Dataset listings of figures:
⁂

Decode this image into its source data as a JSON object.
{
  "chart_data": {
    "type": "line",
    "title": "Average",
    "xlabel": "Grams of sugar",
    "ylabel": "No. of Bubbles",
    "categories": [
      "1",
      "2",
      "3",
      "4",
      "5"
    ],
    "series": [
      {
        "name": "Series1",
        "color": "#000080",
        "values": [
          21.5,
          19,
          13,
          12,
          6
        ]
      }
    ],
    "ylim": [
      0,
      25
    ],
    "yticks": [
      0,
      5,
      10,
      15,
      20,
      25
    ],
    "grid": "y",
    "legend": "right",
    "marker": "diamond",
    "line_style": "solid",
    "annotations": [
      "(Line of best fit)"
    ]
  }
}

⁂

» **What you need to do**
Reproduce the full set of records precisely.

» **Answer below**
Decode this image into its source data as a JSON object.
{
  "chart_data": {
    "type": "line",
    "title": "Average",
    "xlabel": "Grams of sugar",
    "ylabel": "No. of Bubbles",
    "categories": [
      "1",
      "2",
      "3",
      "4",
      "5"
    ],
    "series": [
      {
        "name": "Series1",
        "color": "#000080",
        "values": [
          21.5,
          19,
          13,
          12,
          6
        ]
      }
    ],
    "ylim": [
      0,
      25
    ],
    "yticks": [
      0,
      5,
      10,
      15,
      20,
      25
    ],
    "grid": "y",
    "legend": "right",
    "marker": "diamond",
    "line_style": "solid",
    "annotations": [
      "(Line of best fit)"
    ]
  }
}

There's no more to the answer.